-- Begin --
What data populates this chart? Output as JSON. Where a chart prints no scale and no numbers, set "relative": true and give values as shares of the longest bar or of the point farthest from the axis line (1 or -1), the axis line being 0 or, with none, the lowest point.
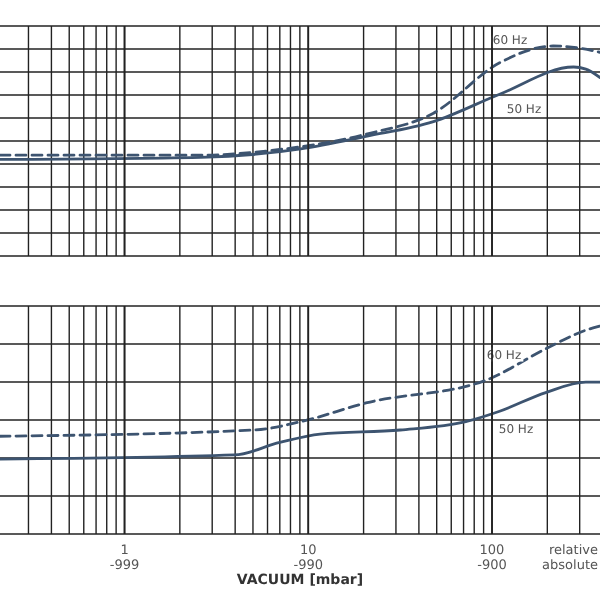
{
  "chart_data": [
    {
      "type": "line",
      "relative": true,
      "log": "x",
      "grid": true,
      "tick_labels": false,
      "xlim": [
        0.21,
        387
      ],
      "xticks": [
        {
          "value": 1,
          "label": null
        },
        {
          "value": 10,
          "label": null
        },
        {
          "value": 100,
          "label": null
        }
      ],
      "series": [
        {
          "name": "60 Hz",
          "color": "#3d5470",
          "line_style": "dashed",
          "x": [
            0.21,
            2.6,
            5.9,
            20.6,
            48,
            110,
            215,
            300,
            387
          ],
          "values": [
            0.48,
            0.48,
            0.5,
            0.58,
            0.68,
            0.92,
            1.0,
            0.99,
            0.97
          ]
        },
        {
          "name": "50 Hz",
          "color": "#3d5470",
          "line_style": "solid",
          "x": [
            0.21,
            2.6,
            9.1,
            20.6,
            48,
            110,
            278,
            324,
            387
          ],
          "values": [
            0.46,
            0.47,
            0.51,
            0.57,
            0.64,
            0.77,
            0.9,
            0.89,
            0.85
          ]
        }
      ]
    },
    {
      "type": "line",
      "relative": true,
      "log": "x",
      "grid": true,
      "tick_labels": "x",
      "xlim": [
        0.21,
        387
      ],
      "xlabel": "VACUUM [mbar]",
      "xticks": [
        1,
        10,
        100
      ],
      "annotations": [
        "-999",
        "-990",
        "-900",
        "relative",
        "absolute"
      ],
      "series": [
        {
          "name": "60 Hz",
          "color": "#3d5470",
          "line_style": "dashed",
          "x": [
            0.21,
            5.1,
            9.1,
            20.6,
            93,
            196,
            324,
            387
          ],
          "values": [
            0.47,
            0.5,
            0.54,
            0.63,
            0.74,
            0.89,
            0.98,
            1.0
          ]
        },
        {
          "name": "50 Hz",
          "color": "#3d5470",
          "line_style": "solid",
          "x": [
            0.21,
            3.96,
            7.0,
            11.6,
            31.7,
            72,
            110,
            196,
            324,
            387
          ],
          "values": [
            0.36,
            0.38,
            0.44,
            0.48,
            0.5,
            0.54,
            0.59,
            0.68,
            0.73,
            0.73
          ]
        }
      ]
    }
  ]
}
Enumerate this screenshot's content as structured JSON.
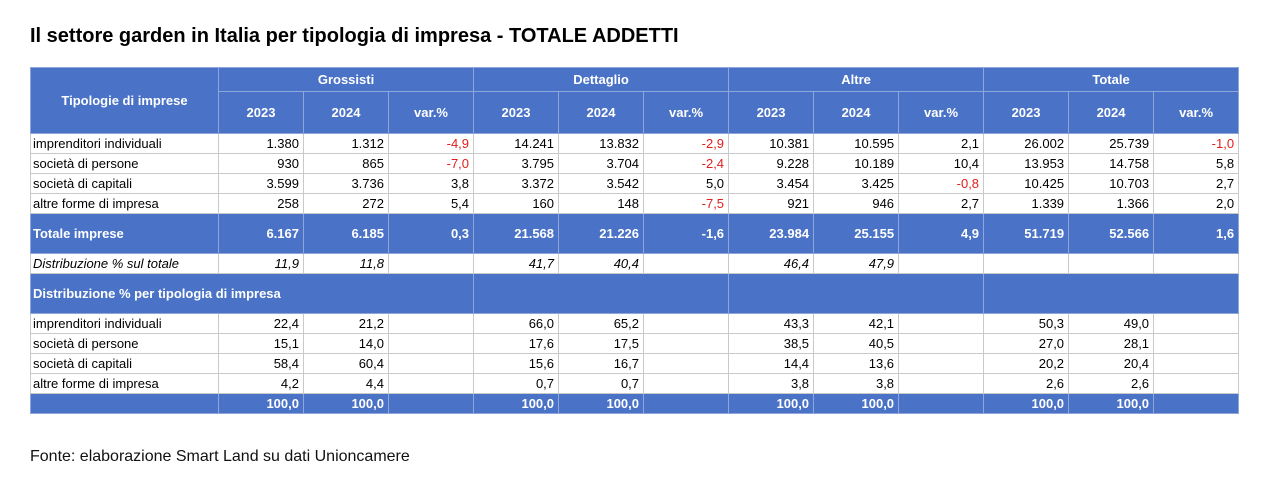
{
  "title": "Il settore garden in Italia per tipologia di impresa - TOTALE ADDETTI",
  "table": {
    "corner": "Tipologie di imprese",
    "groups": [
      {
        "name": "Grossisti",
        "columns": [
          "2023",
          "2024",
          "var.%"
        ]
      },
      {
        "name": "Dettaglio",
        "columns": [
          "2023",
          "2024",
          "var.%"
        ]
      },
      {
        "name": "Altre",
        "columns": [
          "2023",
          "2024",
          "var.%"
        ]
      },
      {
        "name": "Totale",
        "columns": [
          "2023",
          "2024",
          "var.%"
        ]
      }
    ],
    "rows": [
      {
        "label": "imprenditori individuali",
        "cells": [
          "1.380",
          "1.312",
          "-4,9",
          "14.241",
          "13.832",
          "-2,9",
          "10.381",
          "10.595",
          "2,1",
          "26.002",
          "25.739",
          "-1,0"
        ]
      },
      {
        "label": "società di persone",
        "cells": [
          "930",
          "865",
          "-7,0",
          "3.795",
          "3.704",
          "-2,4",
          "9.228",
          "10.189",
          "10,4",
          "13.953",
          "14.758",
          "5,8"
        ]
      },
      {
        "label": "società di capitali",
        "cells": [
          "3.599",
          "3.736",
          "3,8",
          "3.372",
          "3.542",
          "5,0",
          "3.454",
          "3.425",
          "-0,8",
          "10.425",
          "10.703",
          "2,7"
        ]
      },
      {
        "label": "altre forme di impresa",
        "cells": [
          "258",
          "272",
          "5,4",
          "160",
          "148",
          "-7,5",
          "921",
          "946",
          "2,7",
          "1.339",
          "1.366",
          "2,0"
        ]
      }
    ],
    "total": {
      "label": "Totale imprese",
      "cells": [
        "6.167",
        "6.185",
        "0,3",
        "21.568",
        "21.226",
        "-1,6",
        "23.984",
        "25.155",
        "4,9",
        "51.719",
        "52.566",
        "1,6"
      ]
    },
    "share": {
      "label": "Distribuzione % sul totale",
      "cells": [
        "11,9",
        "11,8",
        null,
        "41,7",
        "40,4",
        null,
        "46,4",
        "47,9",
        null,
        null,
        null,
        null
      ]
    },
    "breakdown": {
      "title": "Distribuzione % per tipologia di impresa",
      "rows": [
        {
          "label": "imprenditori individuali",
          "cells": [
            "22,4",
            "21,2",
            null,
            "66,0",
            "65,2",
            null,
            "43,3",
            "42,1",
            null,
            "50,3",
            "49,0",
            null
          ]
        },
        {
          "label": "società di persone",
          "cells": [
            "15,1",
            "14,0",
            null,
            "17,6",
            "17,5",
            null,
            "38,5",
            "40,5",
            null,
            "27,0",
            "28,1",
            null
          ]
        },
        {
          "label": "società di capitali",
          "cells": [
            "58,4",
            "60,4",
            null,
            "15,6",
            "16,7",
            null,
            "14,4",
            "13,6",
            null,
            "20,2",
            "20,4",
            null
          ]
        },
        {
          "label": "altre forme di impresa",
          "cells": [
            "4,2",
            "4,4",
            null,
            "0,7",
            "0,7",
            null,
            "3,8",
            "3,8",
            null,
            "2,6",
            "2,6",
            null
          ]
        }
      ],
      "total": {
        "cells": [
          "100,0",
          "100,0",
          null,
          "100,0",
          "100,0",
          null,
          "100,0",
          "100,0",
          null,
          "100,0",
          "100,0",
          null
        ]
      }
    }
  },
  "source": "Fonte: elaborazione Smart Land su dati Unioncamere"
}
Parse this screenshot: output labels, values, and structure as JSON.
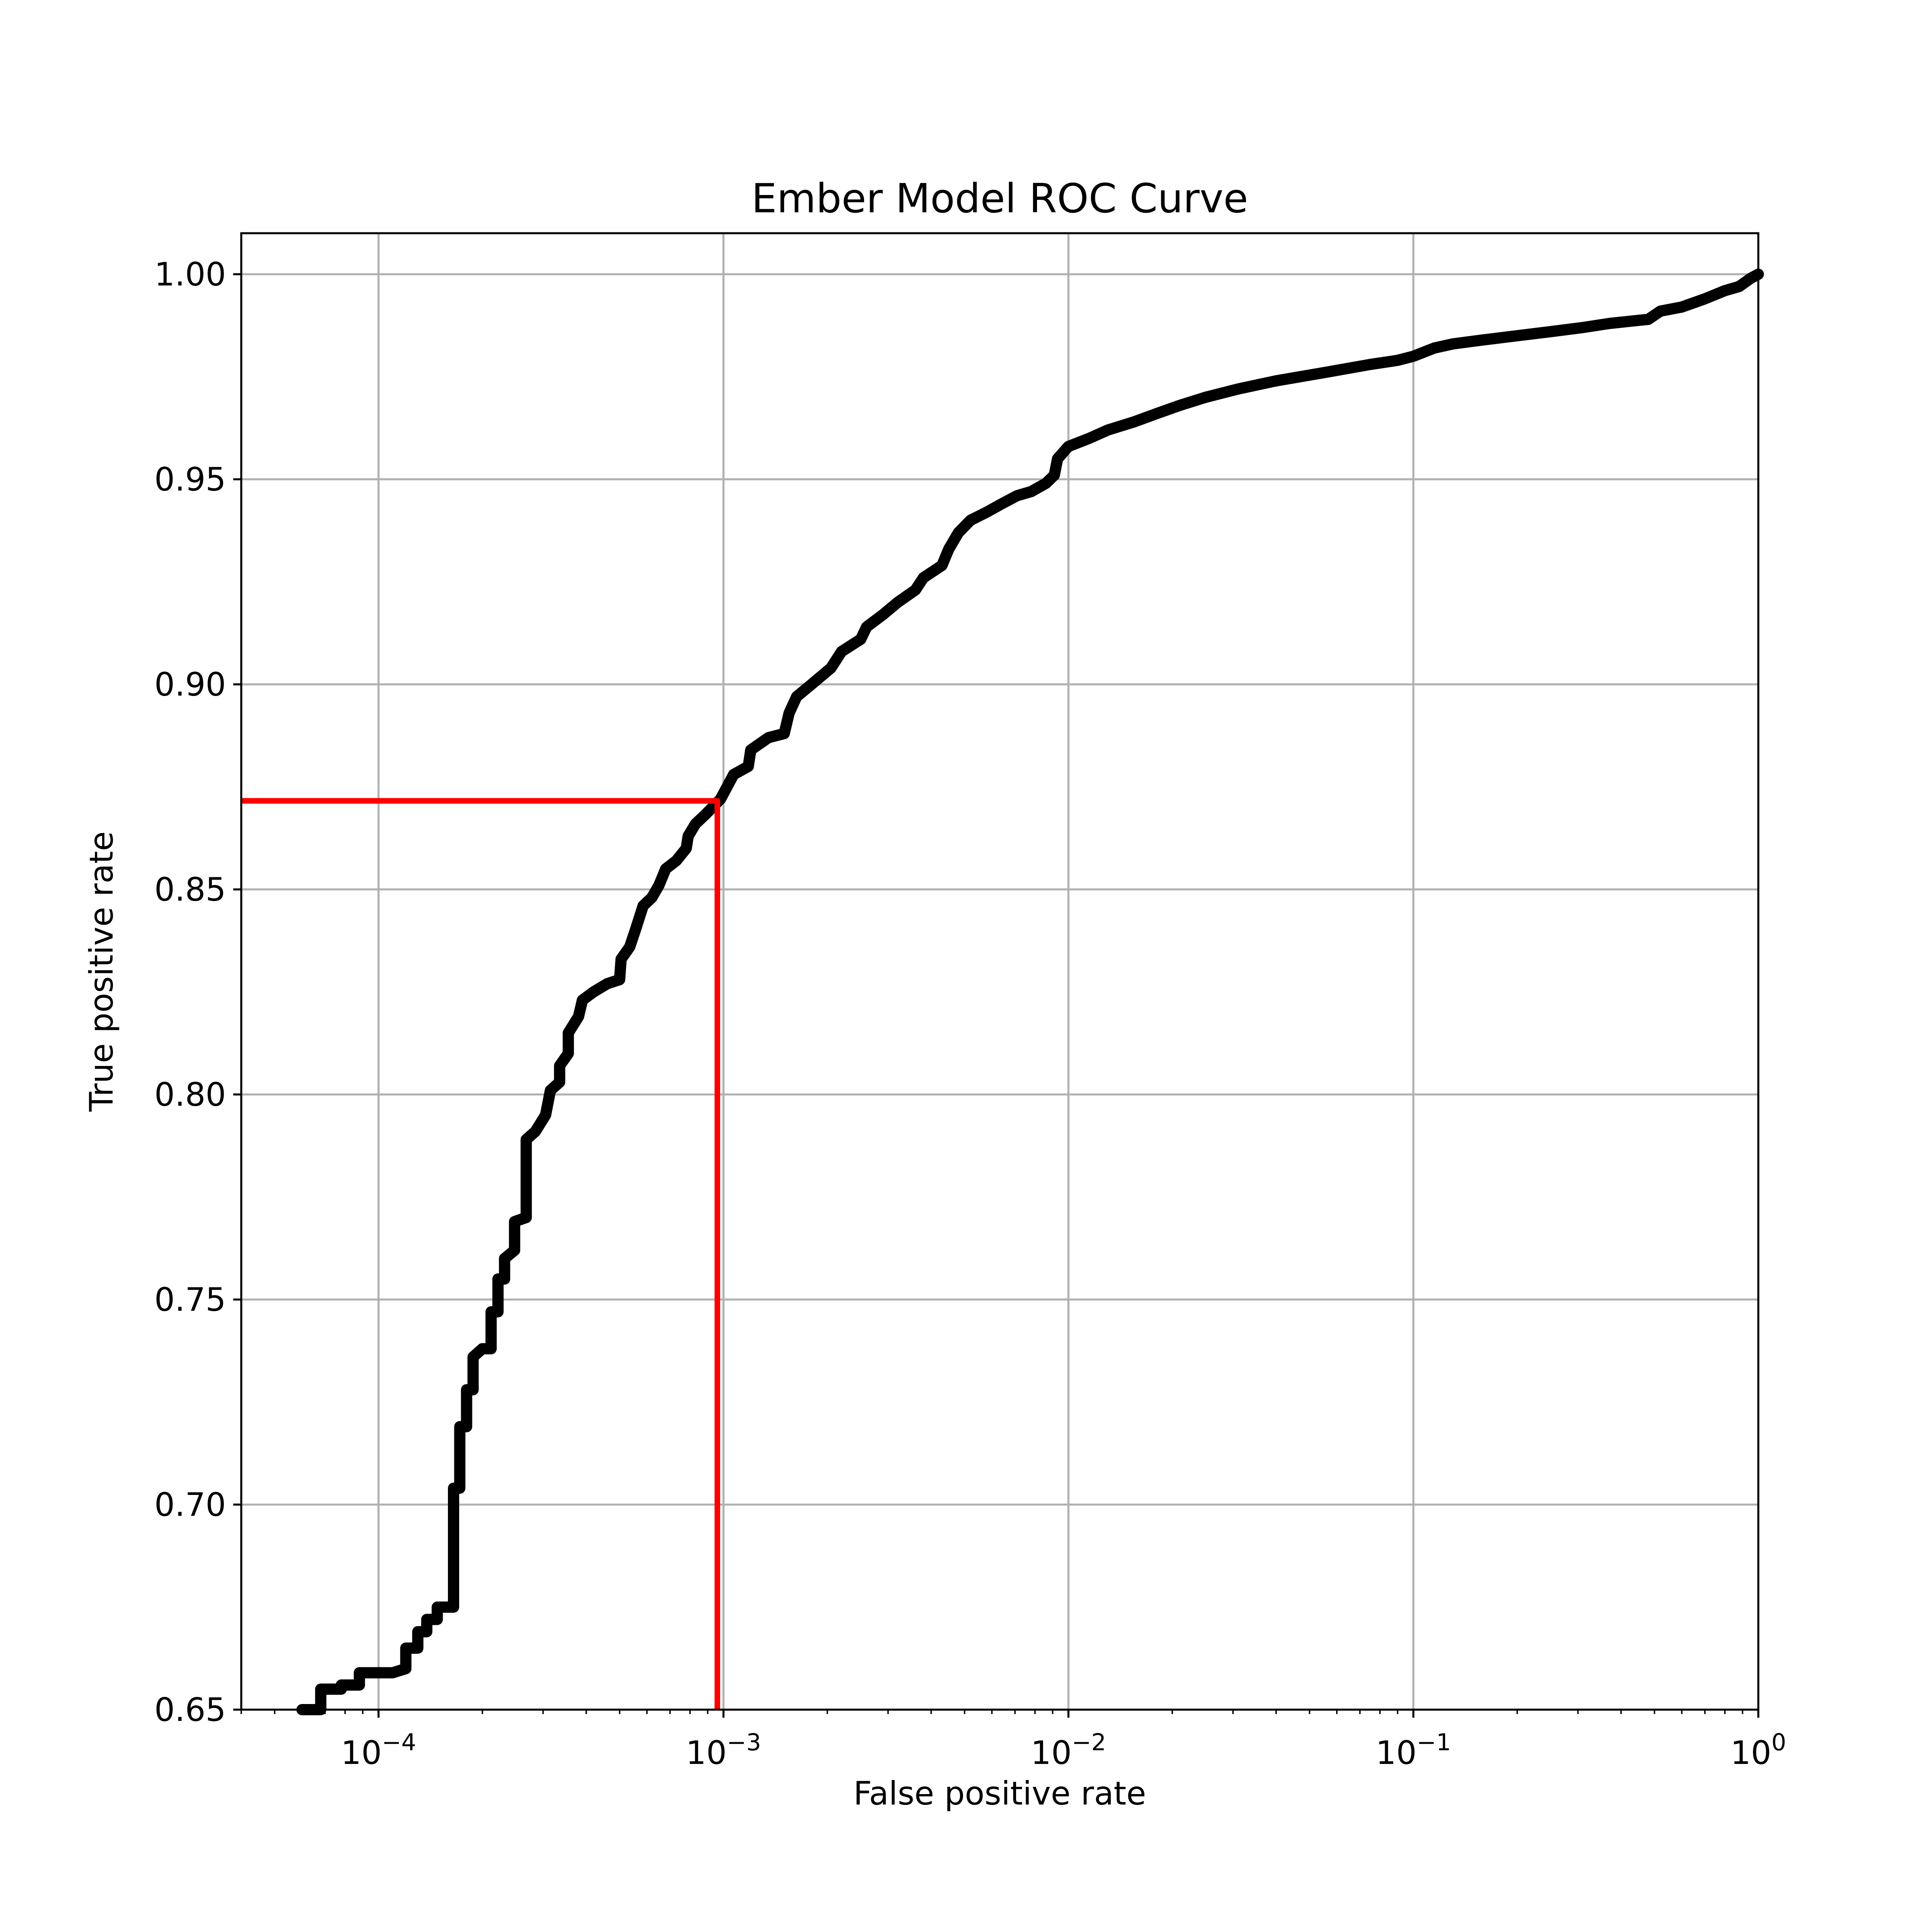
{
  "chart_data": {
    "type": "line",
    "title": "Ember Model ROC Curve",
    "xlabel": "False positive rate",
    "ylabel": "True positive rate",
    "xscale": "log",
    "xlim": [
      4e-05,
      1
    ],
    "ylim": [
      0.65,
      1.01
    ],
    "grid": true,
    "x_ticks": [
      {
        "value": 0.0001,
        "base": "10",
        "exp": "−4"
      },
      {
        "value": 0.001,
        "base": "10",
        "exp": "−3"
      },
      {
        "value": 0.01,
        "base": "10",
        "exp": "−2"
      },
      {
        "value": 0.1,
        "base": "10",
        "exp": "−1"
      },
      {
        "value": 1,
        "base": "10",
        "exp": "0"
      }
    ],
    "y_ticks": [
      {
        "value": 0.65,
        "label": "0.65"
      },
      {
        "value": 0.7,
        "label": "0.70"
      },
      {
        "value": 0.75,
        "label": "0.75"
      },
      {
        "value": 0.8,
        "label": "0.80"
      },
      {
        "value": 0.85,
        "label": "0.85"
      },
      {
        "value": 0.9,
        "label": "0.90"
      },
      {
        "value": 0.95,
        "label": "0.95"
      },
      {
        "value": 1.0,
        "label": "1.00"
      }
    ],
    "series": [
      {
        "color": "#000000",
        "points": [
          [
            6e-05,
            0.65
          ],
          [
            6.8e-05,
            0.65
          ],
          [
            6.8e-05,
            0.655
          ],
          [
            7.8e-05,
            0.655
          ],
          [
            7.8e-05,
            0.656
          ],
          [
            8.8e-05,
            0.656
          ],
          [
            8.8e-05,
            0.659
          ],
          [
            0.00011,
            0.659
          ],
          [
            0.00012,
            0.66
          ],
          [
            0.00012,
            0.665
          ],
          [
            0.00013,
            0.665
          ],
          [
            0.00013,
            0.669
          ],
          [
            0.000138,
            0.669
          ],
          [
            0.000138,
            0.672
          ],
          [
            0.000148,
            0.672
          ],
          [
            0.000148,
            0.675
          ],
          [
            0.000165,
            0.675
          ],
          [
            0.000165,
            0.704
          ],
          [
            0.000172,
            0.704
          ],
          [
            0.000172,
            0.719
          ],
          [
            0.00018,
            0.719
          ],
          [
            0.00018,
            0.728
          ],
          [
            0.000188,
            0.728
          ],
          [
            0.000188,
            0.736
          ],
          [
            0.0002,
            0.738
          ],
          [
            0.000212,
            0.738
          ],
          [
            0.000212,
            0.747
          ],
          [
            0.000222,
            0.747
          ],
          [
            0.000222,
            0.755
          ],
          [
            0.000232,
            0.755
          ],
          [
            0.000232,
            0.76
          ],
          [
            0.000248,
            0.762
          ],
          [
            0.000248,
            0.769
          ],
          [
            0.000268,
            0.77
          ],
          [
            0.000268,
            0.789
          ],
          [
            0.000285,
            0.791
          ],
          [
            0.000305,
            0.795
          ],
          [
            0.000315,
            0.801
          ],
          [
            0.000335,
            0.803
          ],
          [
            0.000335,
            0.807
          ],
          [
            0.000355,
            0.81
          ],
          [
            0.000355,
            0.815
          ],
          [
            0.00038,
            0.819
          ],
          [
            0.00039,
            0.823
          ],
          [
            0.00042,
            0.825
          ],
          [
            0.00046,
            0.827
          ],
          [
            0.0005,
            0.828
          ],
          [
            0.000505,
            0.833
          ],
          [
            0.000535,
            0.836
          ],
          [
            0.000555,
            0.84
          ],
          [
            0.000585,
            0.846
          ],
          [
            0.00062,
            0.848
          ],
          [
            0.00065,
            0.851
          ],
          [
            0.00068,
            0.855
          ],
          [
            0.00073,
            0.857
          ],
          [
            0.00078,
            0.86
          ],
          [
            0.00079,
            0.863
          ],
          [
            0.00083,
            0.866
          ],
          [
            0.00088,
            0.868
          ],
          [
            0.00098,
            0.872
          ],
          [
            0.00107,
            0.878
          ],
          [
            0.00118,
            0.88
          ],
          [
            0.0012,
            0.884
          ],
          [
            0.00135,
            0.887
          ],
          [
            0.0015,
            0.888
          ],
          [
            0.00155,
            0.893
          ],
          [
            0.00163,
            0.897
          ],
          [
            0.0018,
            0.9
          ],
          [
            0.00205,
            0.904
          ],
          [
            0.0022,
            0.908
          ],
          [
            0.0025,
            0.911
          ],
          [
            0.0026,
            0.914
          ],
          [
            0.0029,
            0.917
          ],
          [
            0.0032,
            0.92
          ],
          [
            0.0036,
            0.923
          ],
          [
            0.0038,
            0.926
          ],
          [
            0.0043,
            0.929
          ],
          [
            0.0045,
            0.933
          ],
          [
            0.0048,
            0.937
          ],
          [
            0.0052,
            0.94
          ],
          [
            0.0058,
            0.942
          ],
          [
            0.0064,
            0.944
          ],
          [
            0.0071,
            0.946
          ],
          [
            0.0078,
            0.947
          ],
          [
            0.0086,
            0.949
          ],
          [
            0.0091,
            0.951
          ],
          [
            0.0093,
            0.955
          ],
          [
            0.01,
            0.958
          ],
          [
            0.0115,
            0.96
          ],
          [
            0.013,
            0.962
          ],
          [
            0.0155,
            0.964
          ],
          [
            0.018,
            0.966
          ],
          [
            0.021,
            0.968
          ],
          [
            0.025,
            0.97
          ],
          [
            0.031,
            0.972
          ],
          [
            0.04,
            0.974
          ],
          [
            0.055,
            0.976
          ],
          [
            0.075,
            0.978
          ],
          [
            0.09,
            0.979
          ],
          [
            0.1,
            0.98
          ],
          [
            0.115,
            0.982
          ],
          [
            0.13,
            0.983
          ],
          [
            0.16,
            0.984
          ],
          [
            0.2,
            0.985
          ],
          [
            0.25,
            0.986
          ],
          [
            0.31,
            0.987
          ],
          [
            0.37,
            0.988
          ],
          [
            0.48,
            0.989
          ],
          [
            0.52,
            0.991
          ],
          [
            0.6,
            0.992
          ],
          [
            0.7,
            0.994
          ],
          [
            0.8,
            0.996
          ],
          [
            0.88,
            0.997
          ],
          [
            0.95,
            0.999
          ],
          [
            1.0,
            1.0
          ]
        ]
      },
      {
        "color": "#ff0000",
        "points": [
          [
            4e-05,
            0.8716
          ],
          [
            0.00096,
            0.8716
          ],
          [
            0.00096,
            0.65
          ]
        ]
      }
    ]
  }
}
-- End --
Give the count of lines that hold the word "individuali", with nothing added.

PROBLEM SOLUTION = 2